▸ **Exercise task**
Write every entry out again exactly, please, and skip the pictures.

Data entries
______

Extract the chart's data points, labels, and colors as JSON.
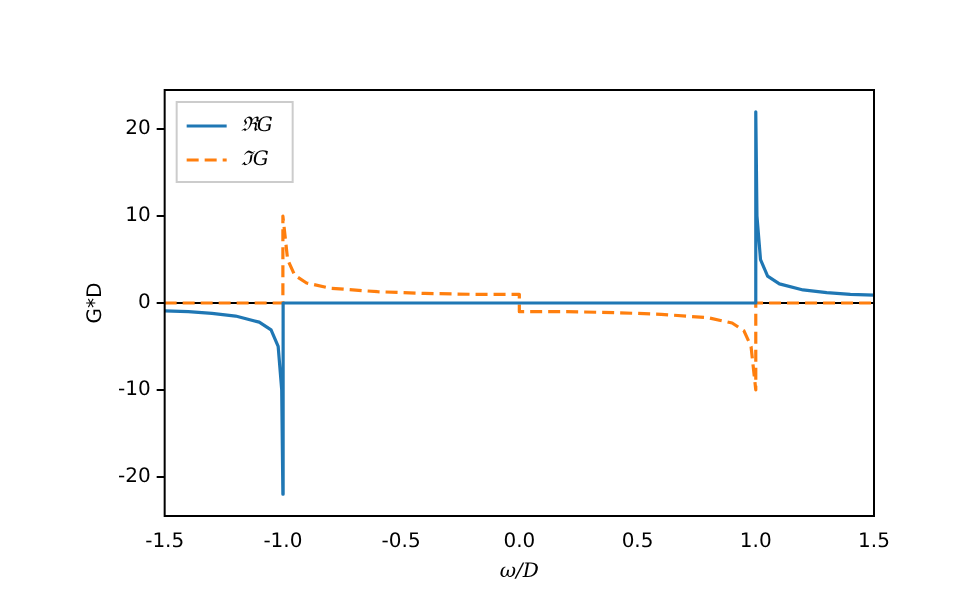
{
  "chart_data": {
    "type": "line",
    "xlabel": "ω/D",
    "ylabel": "G*D",
    "xlim": [
      -1.5,
      1.5
    ],
    "xticks": [
      -1.5,
      {
        "value": -1,
        "label": "-1.0"
      },
      -0.5,
      {
        "value": 0,
        "label": "0.0"
      },
      0.5,
      {
        "value": 1,
        "label": "1.0"
      },
      1.5
    ],
    "ylim": [
      -24.5,
      24.5
    ],
    "yticks": [
      -20,
      -10,
      0,
      10,
      20
    ],
    "legend": "top left",
    "grid": false,
    "marker": "none",
    "ref_lines": [
      {
        "axis": "y",
        "value": 0,
        "color": "#000000"
      }
    ],
    "series": [
      {
        "name": "ℜG",
        "color": "#1f77b4",
        "line_style": "solid",
        "x": [
          -1.5,
          -1.4,
          -1.3,
          -1.2,
          -1.1,
          -1.05,
          -1.02,
          -1.005,
          -1.0,
          -0.999,
          0.999,
          1.0,
          1.005,
          1.02,
          1.05,
          1.1,
          1.2,
          1.3,
          1.4,
          1.5
        ],
        "values": [
          -0.9,
          -1,
          -1.2,
          -1.5,
          -2.2,
          -3.1,
          -5,
          -10,
          -22,
          0,
          0,
          22,
          10,
          5,
          3.1,
          2.2,
          1.5,
          1.2,
          1,
          0.9
        ]
      },
      {
        "name": "ℑG",
        "color": "#ff7f0e",
        "line_style": "dashed",
        "x": [
          -1.5,
          -1.0,
          -1.0,
          -0.98,
          -0.95,
          -0.9,
          -0.8,
          -0.6,
          -0.4,
          -0.2,
          0.0,
          0.0,
          0.2,
          0.4,
          0.6,
          0.8,
          0.9,
          0.95,
          0.98,
          1.0,
          1.0,
          1.5
        ],
        "values": [
          0,
          0,
          10,
          5,
          3.2,
          2.3,
          1.7,
          1.3,
          1.1,
          1,
          1,
          -1,
          -1,
          -1.1,
          -1.3,
          -1.7,
          -2.3,
          -3.2,
          -5,
          -10,
          0,
          0
        ]
      }
    ]
  }
}
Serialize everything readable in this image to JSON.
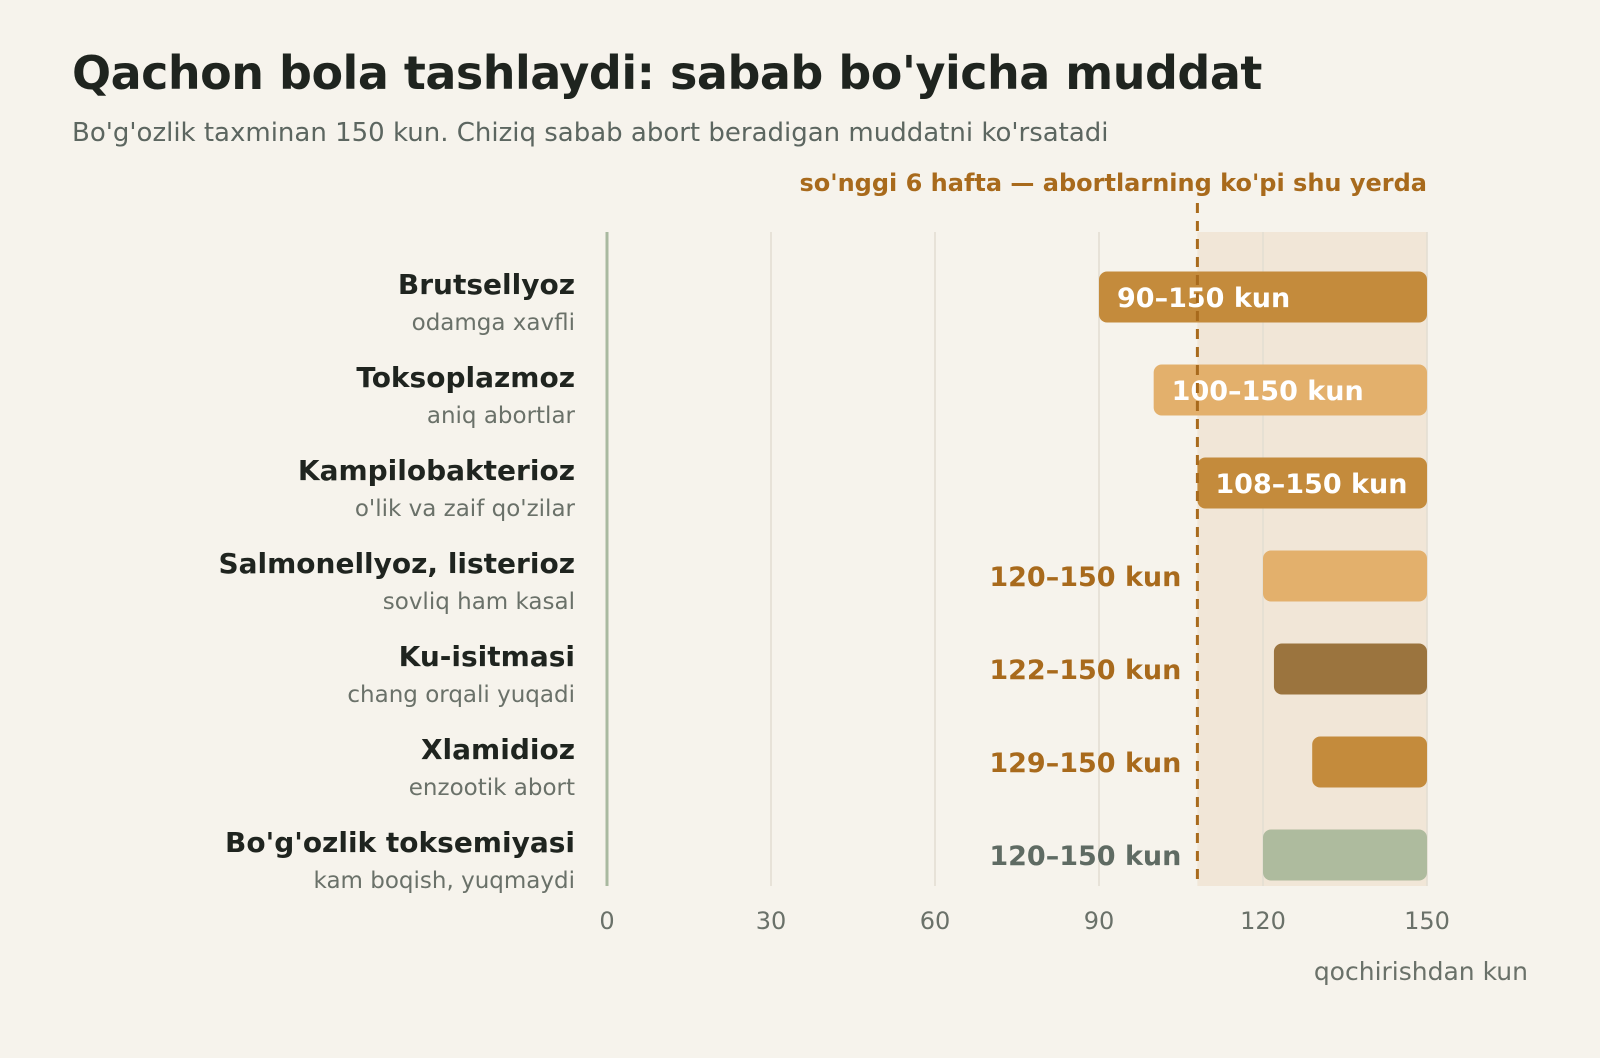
{
  "header": {
    "title": "Qachon bola tashlaydi: sabab bo'yicha muddat",
    "subtitle": "Bo'g'ozlik taxminan 150 kun. Chiziq sabab abort beradigan muddatni ko'rsatadi"
  },
  "colors": {
    "background": "#f6f3ec",
    "title": "#1f241f",
    "subtitle": "#5c6660",
    "annotation": "#a86a1c",
    "zone": "#f1e6d7",
    "grid": "#e2ddd2",
    "zero_line": "#a9b9a0"
  },
  "chart_data": {
    "type": "bar",
    "orientation": "horizontal",
    "subtype": "range",
    "xlabel": "qochirishdan kun",
    "xlim": [
      0,
      150
    ],
    "xticks": [
      0,
      30,
      60,
      90,
      120,
      150
    ],
    "grid": true,
    "highlight": {
      "from": 108,
      "to": 150,
      "marker": 108,
      "label": "so'nggi 6 hafta — abortlarning ko'pi shu yerda"
    },
    "categories": [
      {
        "name": "Brutsellyoz",
        "note": "odamga xavfli",
        "start": 90,
        "end": 150,
        "label": "90–150 kun",
        "color": "#c48b3c"
      },
      {
        "name": "Toksoplazmoz",
        "note": "aniq abortlar",
        "start": 100,
        "end": 150,
        "label": "100–150 kun",
        "color": "#e3b06c"
      },
      {
        "name": "Kampilobakterioz",
        "note": "o'lik va zaif qo'zilar",
        "start": 108,
        "end": 150,
        "label": "108–150 kun",
        "color": "#c48b3c"
      },
      {
        "name": "Salmonellyoz, listerioz",
        "note": "sovliq ham kasal",
        "start": 120,
        "end": 150,
        "label": "120–150 kun",
        "color": "#e3b06c"
      },
      {
        "name": "Ku-isitmasi",
        "note": "chang orqali yuqadi",
        "start": 122,
        "end": 150,
        "label": "122–150 kun",
        "color": "#9b743e"
      },
      {
        "name": "Xlamidioz",
        "note": "enzootik abort",
        "start": 129,
        "end": 150,
        "label": "129–150 kun",
        "color": "#c48b3c"
      },
      {
        "name": "Bo'g'ozlik toksemiyasi",
        "note": "kam boqish, yuqmaydi",
        "start": 120,
        "end": 150,
        "label": "120–150 kun",
        "color": "#aebb9e",
        "label_color": "#5f6b63"
      }
    ]
  }
}
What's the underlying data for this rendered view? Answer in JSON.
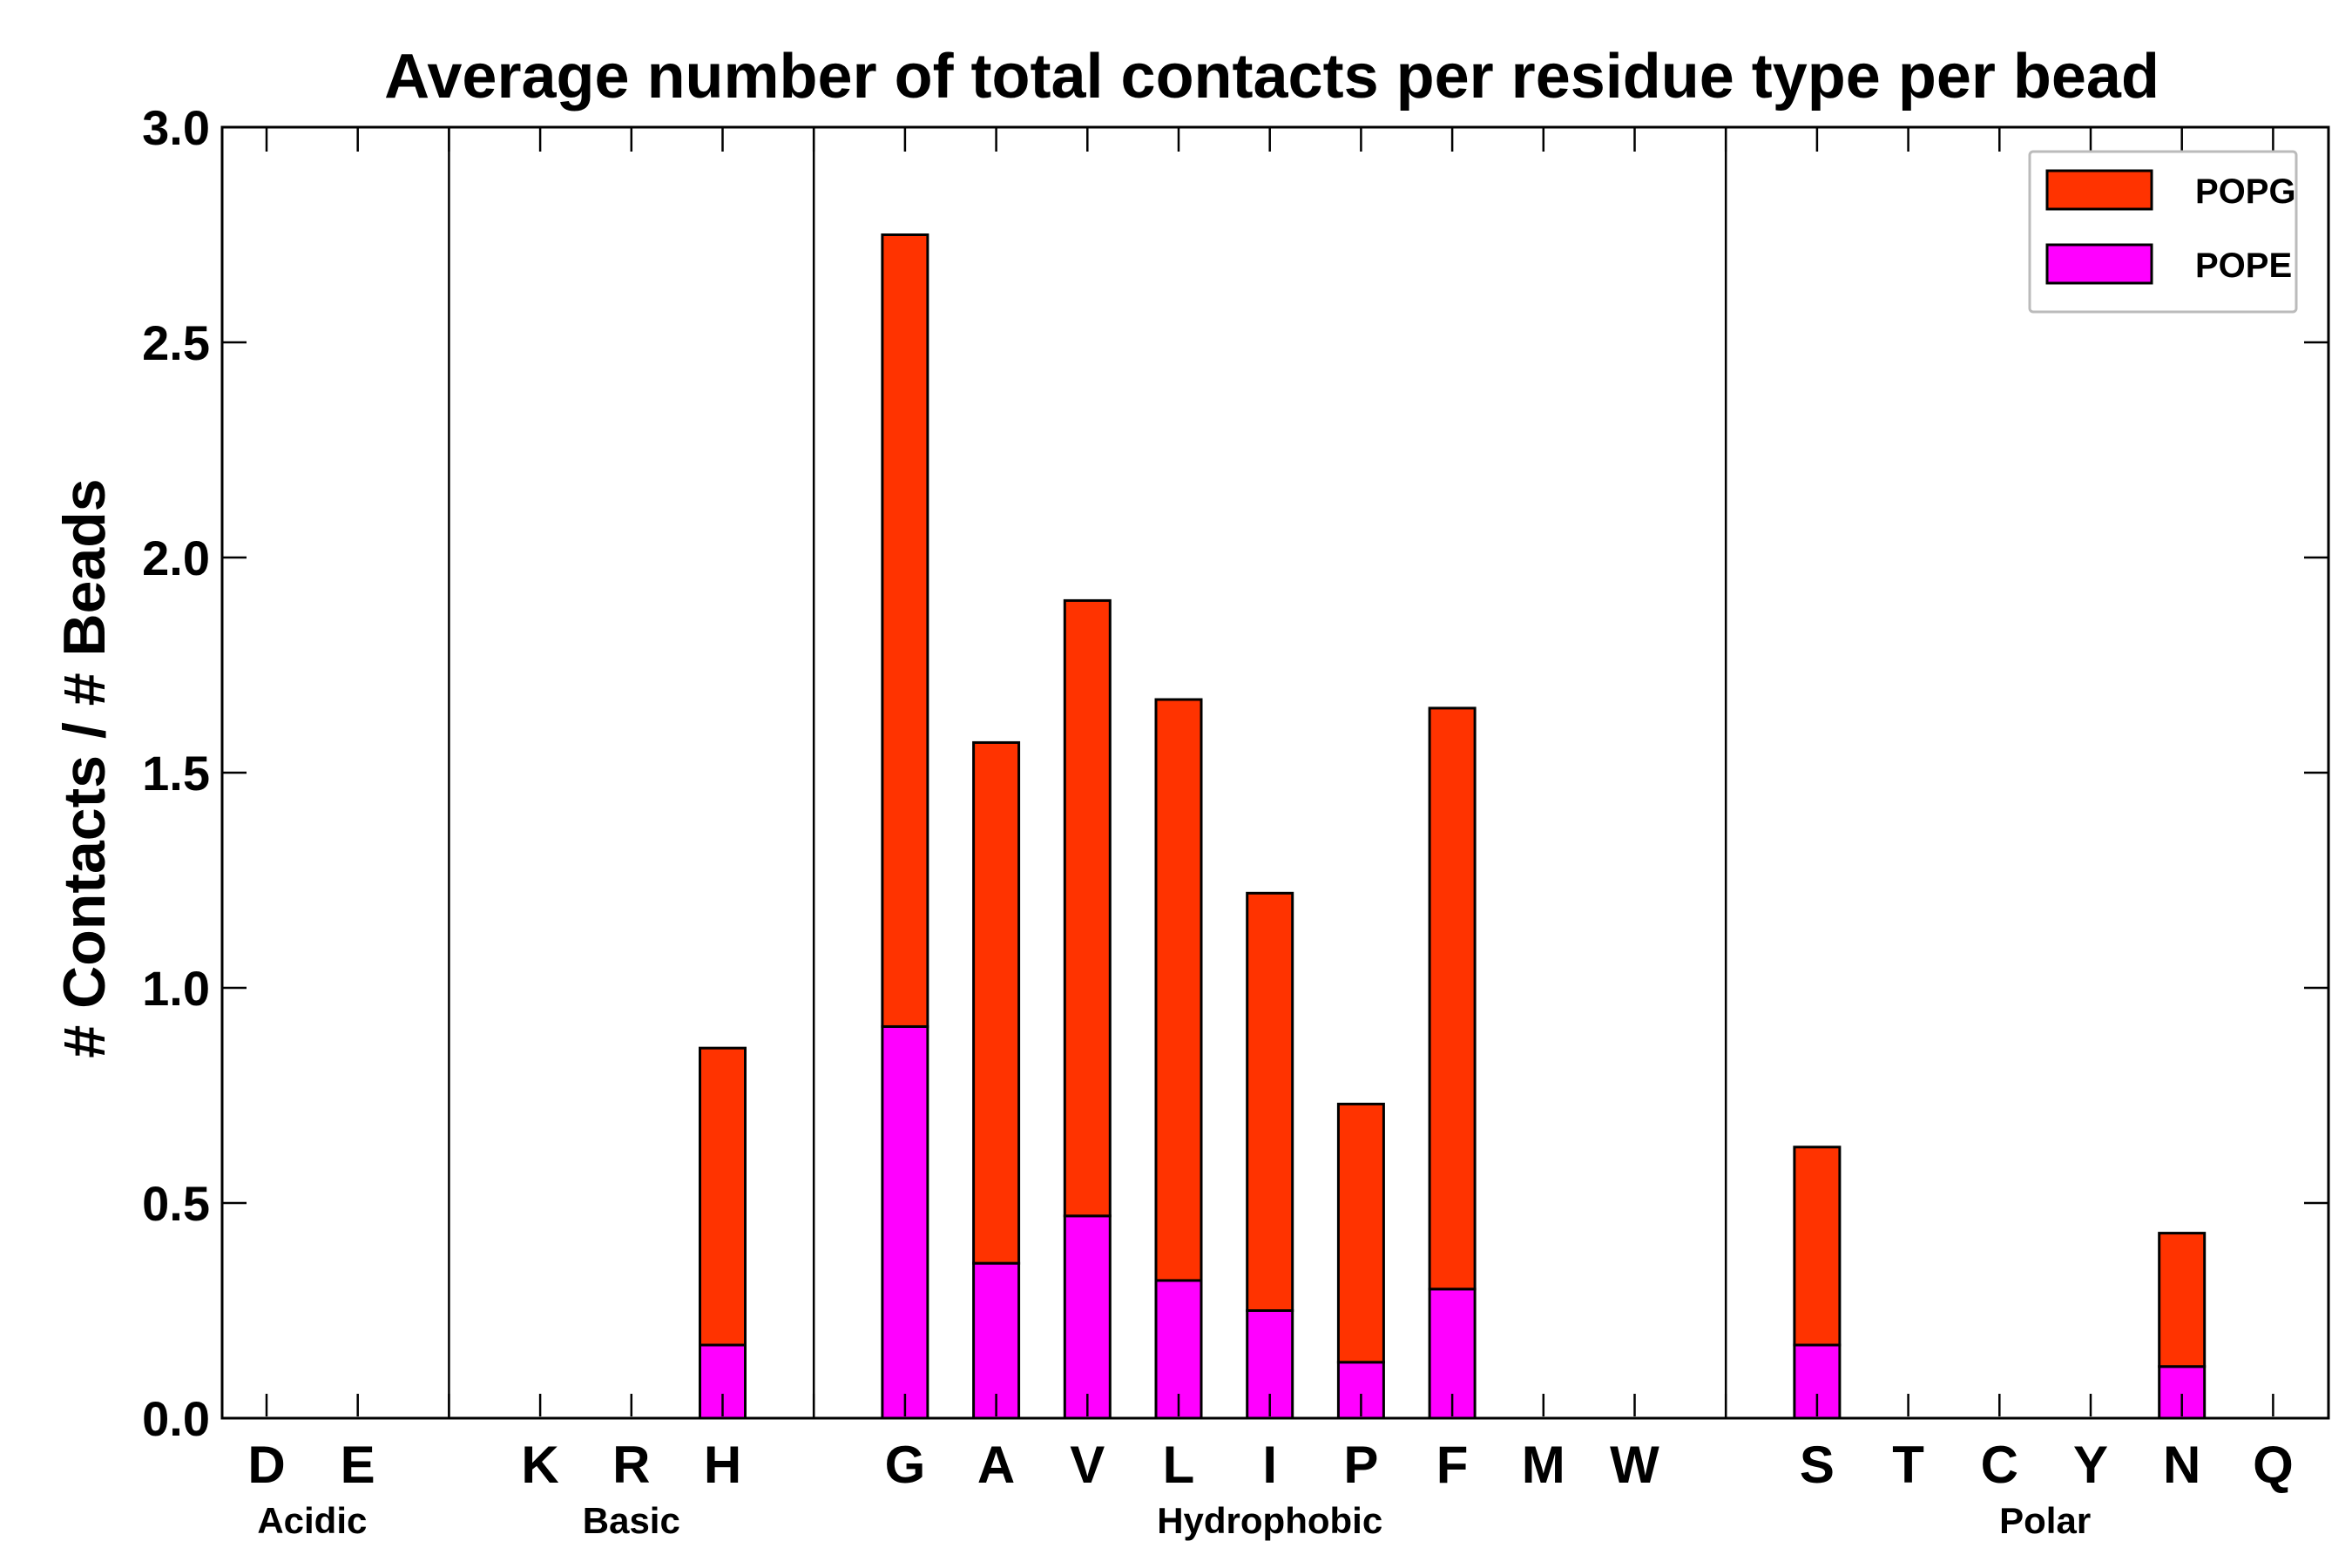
{
  "chart_data": {
    "type": "bar",
    "stacked": true,
    "title": "Average number of total contacts per residue type per bead",
    "xlabel": "",
    "ylabel": "# Contacts / # Beads",
    "ylim": [
      0,
      3.0
    ],
    "yticks": [
      "0.0",
      "0.5",
      "1.0",
      "1.5",
      "2.0",
      "2.5",
      "3.0"
    ],
    "legend_position": "top-right",
    "categories": [
      "D",
      "E",
      "",
      "K",
      "R",
      "H",
      "",
      "G",
      "A",
      "V",
      "L",
      "I",
      "P",
      "F",
      "M",
      "W",
      "",
      "S",
      "T",
      "C",
      "Y",
      "N",
      "Q"
    ],
    "groups": [
      {
        "name": "Acidic",
        "from": 0,
        "to": 1
      },
      {
        "name": "Basic",
        "from": 3,
        "to": 5
      },
      {
        "name": "Hydrophobic",
        "from": 7,
        "to": 15
      },
      {
        "name": "Polar",
        "from": 17,
        "to": 22
      }
    ],
    "separators_after_index": [
      2,
      6,
      16
    ],
    "series": [
      {
        "name": "POPE",
        "color": "#ff00ff",
        "values": [
          0,
          0,
          0,
          0,
          0,
          0.17,
          0,
          0.91,
          0.36,
          0.47,
          0.32,
          0.25,
          0.13,
          0.3,
          0,
          0,
          0,
          0.17,
          0,
          0,
          0,
          0.12,
          0
        ]
      },
      {
        "name": "POPG",
        "color": "#ff3300",
        "values": [
          0,
          0,
          0,
          0,
          0,
          0.69,
          0,
          1.84,
          1.21,
          1.43,
          1.35,
          0.97,
          0.6,
          1.35,
          0,
          0,
          0,
          0.46,
          0,
          0,
          0,
          0.31,
          0
        ]
      }
    ],
    "legend": [
      {
        "label": "POPG",
        "color": "#ff3300"
      },
      {
        "label": "POPE",
        "color": "#ff00ff"
      }
    ]
  }
}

______

▸ **Response to the task**
Extract the chart's data points, labels, and colors as JSON.
{
  "chart_data": {
    "type": "line",
    "xlabel": "ω/D",
    "ylabel": "G*D",
    "xlim": [
      -1.5,
      1.5
    ],
    "xticks": [
      -1.5,
      {
        "value": -1,
        "label": "-1.0"
      },
      -0.5,
      {
        "value": 0,
        "label": "0.0"
      },
      0.5,
      {
        "value": 1,
        "label": "1.0"
      },
      1.5
    ],
    "ylim": [
      -24.5,
      24.5
    ],
    "yticks": [
      -20,
      -10,
      0,
      10,
      20
    ],
    "legend": "top left",
    "grid": false,
    "marker": "none",
    "ref_lines": [
      {
        "axis": "y",
        "value": 0,
        "color": "#000000"
      }
    ],
    "series": [
      {
        "name": "ℜG",
        "color": "#1f77b4",
        "line_style": "solid",
        "x": [
          -1.5,
          -1.4,
          -1.3,
          -1.2,
          -1.1,
          -1.05,
          -1.02,
          -1.005,
          -1.0,
          -0.999,
          0.999,
          1.0,
          1.005,
          1.02,
          1.05,
          1.1,
          1.2,
          1.3,
          1.4,
          1.5
        ],
        "values": [
          -0.9,
          -1,
          -1.2,
          -1.5,
          -2.2,
          -3.1,
          -5,
          -10,
          -22,
          0,
          0,
          22,
          10,
          5,
          3.1,
          2.2,
          1.5,
          1.2,
          1,
          0.9
        ]
      },
      {
        "name": "ℑG",
        "color": "#ff7f0e",
        "line_style": "dashed",
        "x": [
          -1.5,
          -1.0,
          -1.0,
          -0.98,
          -0.95,
          -0.9,
          -0.8,
          -0.6,
          -0.4,
          -0.2,
          0.0,
          0.0,
          0.2,
          0.4,
          0.6,
          0.8,
          0.9,
          0.95,
          0.98,
          1.0,
          1.0,
          1.5
        ],
        "values": [
          0,
          0,
          10,
          5,
          3.2,
          2.3,
          1.7,
          1.3,
          1.1,
          1,
          1,
          -1,
          -1,
          -1.1,
          -1.3,
          -1.7,
          -2.3,
          -3.2,
          -5,
          -10,
          0,
          0
        ]
      }
    ]
  }
}
Serialize everything readable in this image to JSON.
{
  "header": {
    "title": "Qachon bola tashlaydi: sabab bo'yicha muddat",
    "subtitle": "Bo'g'ozlik taxminan 150 kun. Chiziq sabab abort beradigan muddatni ko'rsatadi"
  },
  "colors": {
    "background": "#f6f3ec",
    "title": "#1f241f",
    "subtitle": "#5c6660",
    "annotation": "#a86a1c",
    "zone": "#f1e6d7",
    "grid": "#e2ddd2",
    "zero_line": "#a9b9a0"
  },
  "chart_data": {
    "type": "bar",
    "orientation": "horizontal",
    "subtype": "range",
    "xlabel": "qochirishdan kun",
    "xlim": [
      0,
      150
    ],
    "xticks": [
      0,
      30,
      60,
      90,
      120,
      150
    ],
    "grid": true,
    "highlight": {
      "from": 108,
      "to": 150,
      "marker": 108,
      "label": "so'nggi 6 hafta — abortlarning ko'pi shu yerda"
    },
    "categories": [
      {
        "name": "Brutsellyoz",
        "note": "odamga xavfli",
        "start": 90,
        "end": 150,
        "label": "90–150 kun",
        "color": "#c48b3c"
      },
      {
        "name": "Toksoplazmoz",
        "note": "aniq abortlar",
        "start": 100,
        "end": 150,
        "label": "100–150 kun",
        "color": "#e3b06c"
      },
      {
        "name": "Kampilobakterioz",
        "note": "o'lik va zaif qo'zilar",
        "start": 108,
        "end": 150,
        "label": "108–150 kun",
        "color": "#c48b3c"
      },
      {
        "name": "Salmonellyoz, listerioz",
        "note": "sovliq ham kasal",
        "start": 120,
        "end": 150,
        "label": "120–150 kun",
        "color": "#e3b06c"
      },
      {
        "name": "Ku-isitmasi",
        "note": "chang orqali yuqadi",
        "start": 122,
        "end": 150,
        "label": "122–150 kun",
        "color": "#9b743e"
      },
      {
        "name": "Xlamidioz",
        "note": "enzootik abort",
        "start": 129,
        "end": 150,
        "label": "129–150 kun",
        "color": "#c48b3c"
      },
      {
        "name": "Bo'g'ozlik toksemiyasi",
        "note": "kam boqish, yuqmaydi",
        "start": 120,
        "end": 150,
        "label": "120–150 kun",
        "color": "#aebb9e",
        "label_color": "#5f6b63"
      }
    ]
  }
}
What's the underlying data for this rendered view? Answer in JSON.
{
  "chart_data": {
    "type": "bar",
    "stacked": true,
    "title": "Average number of total contacts per residue type per bead",
    "xlabel": "",
    "ylabel": "# Contacts / # Beads",
    "ylim": [
      0,
      3.0
    ],
    "yticks": [
      "0.0",
      "0.5",
      "1.0",
      "1.5",
      "2.0",
      "2.5",
      "3.0"
    ],
    "legend_position": "top-right",
    "categories": [
      "D",
      "E",
      "",
      "K",
      "R",
      "H",
      "",
      "G",
      "A",
      "V",
      "L",
      "I",
      "P",
      "F",
      "M",
      "W",
      "",
      "S",
      "T",
      "C",
      "Y",
      "N",
      "Q"
    ],
    "groups": [
      {
        "name": "Acidic",
        "from": 0,
        "to": 1
      },
      {
        "name": "Basic",
        "from": 3,
        "to": 5
      },
      {
        "name": "Hydrophobic",
        "from": 7,
        "to": 15
      },
      {
        "name": "Polar",
        "from": 17,
        "to": 22
      }
    ],
    "separators_after_index": [
      2,
      6,
      16
    ],
    "series": [
      {
        "name": "POPE",
        "color": "#ff00ff",
        "values": [
          0,
          0,
          0,
          0,
          0,
          0.17,
          0,
          0.91,
          0.36,
          0.47,
          0.32,
          0.25,
          0.13,
          0.3,
          0,
          0,
          0,
          0.17,
          0,
          0,
          0,
          0.12,
          0
        ]
      },
      {
        "name": "POPG",
        "color": "#ff3300",
        "values": [
          0,
          0,
          0,
          0,
          0,
          0.69,
          0,
          1.84,
          1.21,
          1.43,
          1.35,
          0.97,
          0.6,
          1.35,
          0,
          0,
          0,
          0.46,
          0,
          0,
          0,
          0.31,
          0
        ]
      }
    ],
    "legend": [
      {
        "label": "POPG",
        "color": "#ff3300"
      },
      {
        "label": "POPE",
        "color": "#ff00ff"
      }
    ]
  }
}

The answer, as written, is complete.